• _Stated exercise_:
Reproduce every row below word for word, leaving out any pictures.

++++ Provided records ++++

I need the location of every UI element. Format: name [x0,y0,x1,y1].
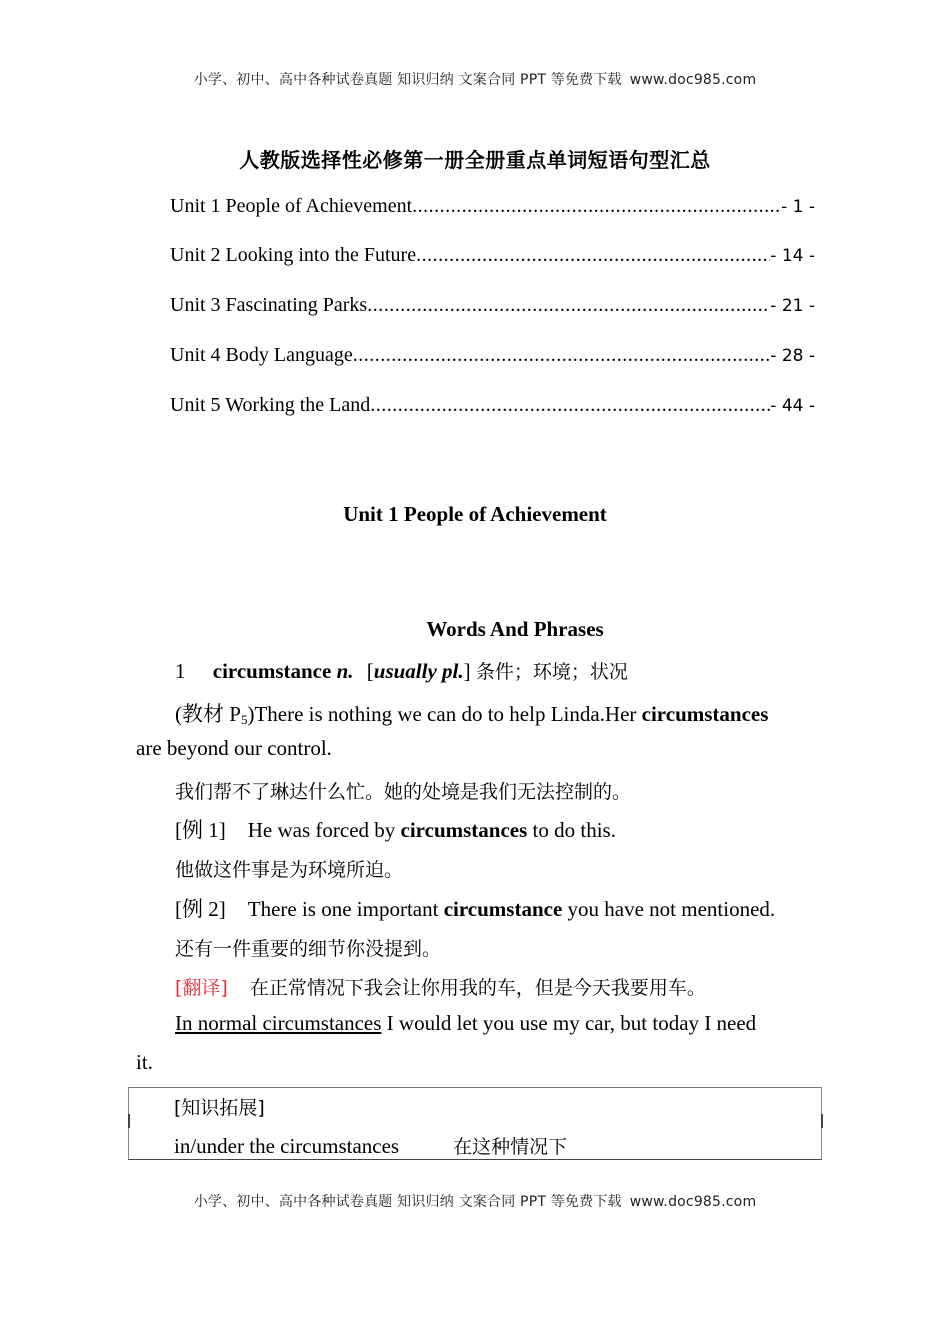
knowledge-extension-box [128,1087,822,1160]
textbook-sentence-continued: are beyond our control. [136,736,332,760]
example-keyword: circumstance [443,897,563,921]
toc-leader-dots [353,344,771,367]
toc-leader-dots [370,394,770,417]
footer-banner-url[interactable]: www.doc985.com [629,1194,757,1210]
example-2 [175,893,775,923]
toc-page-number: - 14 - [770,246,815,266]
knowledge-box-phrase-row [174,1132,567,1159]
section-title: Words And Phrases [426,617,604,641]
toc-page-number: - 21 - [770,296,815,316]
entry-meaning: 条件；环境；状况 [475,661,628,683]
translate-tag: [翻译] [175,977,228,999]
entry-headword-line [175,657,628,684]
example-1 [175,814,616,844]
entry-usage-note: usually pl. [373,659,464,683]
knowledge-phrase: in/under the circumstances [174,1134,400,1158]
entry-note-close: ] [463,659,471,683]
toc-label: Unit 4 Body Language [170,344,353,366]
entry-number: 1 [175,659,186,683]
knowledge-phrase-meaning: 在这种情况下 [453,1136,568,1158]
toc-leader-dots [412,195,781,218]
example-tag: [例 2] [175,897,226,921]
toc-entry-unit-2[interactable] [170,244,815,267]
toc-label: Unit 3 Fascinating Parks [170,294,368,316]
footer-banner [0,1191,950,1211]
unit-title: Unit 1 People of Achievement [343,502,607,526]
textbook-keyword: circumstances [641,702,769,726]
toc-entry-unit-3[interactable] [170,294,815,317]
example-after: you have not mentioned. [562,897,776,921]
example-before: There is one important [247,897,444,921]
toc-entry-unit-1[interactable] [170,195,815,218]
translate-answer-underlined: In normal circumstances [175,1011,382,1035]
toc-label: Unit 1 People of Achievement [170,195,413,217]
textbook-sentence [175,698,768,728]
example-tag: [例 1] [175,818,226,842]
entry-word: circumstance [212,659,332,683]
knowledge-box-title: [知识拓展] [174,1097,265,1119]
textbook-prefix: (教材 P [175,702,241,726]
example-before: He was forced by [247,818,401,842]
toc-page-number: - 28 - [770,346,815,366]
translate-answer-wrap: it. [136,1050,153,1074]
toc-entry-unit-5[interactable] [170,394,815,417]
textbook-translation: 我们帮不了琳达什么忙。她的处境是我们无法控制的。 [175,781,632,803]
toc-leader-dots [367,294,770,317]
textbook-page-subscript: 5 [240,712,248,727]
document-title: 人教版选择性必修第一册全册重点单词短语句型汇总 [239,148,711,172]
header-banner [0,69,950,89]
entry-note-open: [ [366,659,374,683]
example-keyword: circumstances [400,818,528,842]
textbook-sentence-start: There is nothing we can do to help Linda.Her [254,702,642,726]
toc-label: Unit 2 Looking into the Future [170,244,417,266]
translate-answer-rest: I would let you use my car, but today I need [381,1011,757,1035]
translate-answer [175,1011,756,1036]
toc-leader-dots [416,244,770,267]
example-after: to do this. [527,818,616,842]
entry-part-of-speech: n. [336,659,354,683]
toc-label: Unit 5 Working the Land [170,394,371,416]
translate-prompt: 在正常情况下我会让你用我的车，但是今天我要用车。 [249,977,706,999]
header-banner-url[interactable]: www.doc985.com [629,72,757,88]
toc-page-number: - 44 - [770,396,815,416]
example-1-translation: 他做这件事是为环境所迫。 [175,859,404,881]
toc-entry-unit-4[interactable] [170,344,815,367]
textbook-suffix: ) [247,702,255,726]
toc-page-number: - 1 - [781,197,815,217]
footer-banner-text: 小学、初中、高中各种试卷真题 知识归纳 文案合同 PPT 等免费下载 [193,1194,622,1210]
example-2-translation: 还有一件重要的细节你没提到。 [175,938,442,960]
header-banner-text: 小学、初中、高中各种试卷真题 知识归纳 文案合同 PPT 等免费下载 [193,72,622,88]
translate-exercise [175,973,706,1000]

++++

• _Written reply_:
I need the location of every UI element. Format: name [x0,y0,x1,y1].
knowledge-extension-box [128,1087,822,1160]
textbook-sentence-continued: are beyond our control. [136,736,332,760]
example-keyword: circumstance [443,897,563,921]
toc-leader-dots [353,344,771,367]
toc-leader-dots [370,394,770,417]
footer-banner-url[interactable]: www.doc985.com [629,1194,757,1210]
example-2 [175,893,775,923]
toc-page-number: - 14 - [770,246,815,266]
knowledge-box-phrase-row [174,1132,567,1159]
section-title: Words And Phrases [426,617,604,641]
toc-page-number: - 21 - [770,296,815,316]
entry-meaning: 条件；环境；状况 [475,661,628,683]
translate-tag: [翻译] [175,977,228,999]
entry-headword-line [175,657,628,684]
example-1 [175,814,616,844]
entry-usage-note: usually pl. [373,659,464,683]
knowledge-phrase: in/under the circumstances [174,1134,400,1158]
entry-note-close: ] [463,659,471,683]
toc-label: Unit 4 Body Language [170,344,353,366]
entry-number: 1 [175,659,186,683]
knowledge-phrase-meaning: 在这种情况下 [453,1136,568,1158]
toc-leader-dots [412,195,781,218]
example-tag: [例 2] [175,897,226,921]
toc-entry-unit-2[interactable] [170,244,815,267]
toc-label: Unit 3 Fascinating Parks [170,294,368,316]
footer-banner [0,1191,950,1211]
unit-title: Unit 1 People of Achievement [343,502,607,526]
textbook-keyword: circumstances [641,702,769,726]
toc-entry-unit-3[interactable] [170,294,815,317]
example-after: you have not mentioned. [562,897,776,921]
example-before: There is one important [247,897,444,921]
toc-entry-unit-1[interactable] [170,195,815,218]
translate-answer-underlined: In normal circumstances [175,1011,382,1035]
toc-label: Unit 1 People of Achievement [170,195,413,217]
textbook-sentence [175,698,768,728]
example-tag: [例 1] [175,818,226,842]
entry-word: circumstance [212,659,332,683]
knowledge-box-title: [知识拓展] [174,1097,265,1119]
textbook-prefix: (教材 P [175,702,241,726]
example-before: He was forced by [247,818,401,842]
toc-page-number: - 28 - [770,346,815,366]
translate-answer-wrap: it. [136,1050,153,1074]
toc-entry-unit-5[interactable] [170,394,815,417]
textbook-translation: 我们帮不了琳达什么忙。她的处境是我们无法控制的。 [175,781,632,803]
toc-leader-dots [367,294,770,317]
textbook-page-subscript: 5 [240,712,248,727]
document-title: 人教版选择性必修第一册全册重点单词短语句型汇总 [239,148,711,172]
header-banner [0,69,950,89]
entry-note-open: [ [366,659,374,683]
example-keyword: circumstances [400,818,528,842]
textbook-sentence-start: There is nothing we can do to help Linda.Her [254,702,642,726]
toc-label: Unit 2 Looking into the Future [170,244,417,266]
translate-answer-rest: I would let you use my car, but today I need [381,1011,757,1035]
translate-answer [175,1011,756,1036]
toc-leader-dots [416,244,770,267]
example-after: to do this. [527,818,616,842]
entry-part-of-speech: n. [336,659,354,683]
toc-label: Unit 5 Working the Land [170,394,371,416]
translate-prompt: 在正常情况下我会让你用我的车，但是今天我要用车。 [249,977,706,999]
header-banner-url[interactable]: www.doc985.com [629,72,757,88]
toc-page-number: - 44 - [770,396,815,416]
example-1-translation: 他做这件事是为环境所迫。 [175,859,404,881]
toc-entry-unit-4[interactable] [170,344,815,367]
textbook-suffix: ) [247,702,255,726]
toc-page-number: - 1 - [781,197,815,217]
footer-banner-text: 小学、初中、高中各种试卷真题 知识归纳 文案合同 PPT 等免费下载 [193,1194,622,1210]
example-2-translation: 还有一件重要的细节你没提到。 [175,938,442,960]
header-banner-text: 小学、初中、高中各种试卷真题 知识归纳 文案合同 PPT 等免费下载 [193,72,622,88]
translate-exercise [175,973,706,1000]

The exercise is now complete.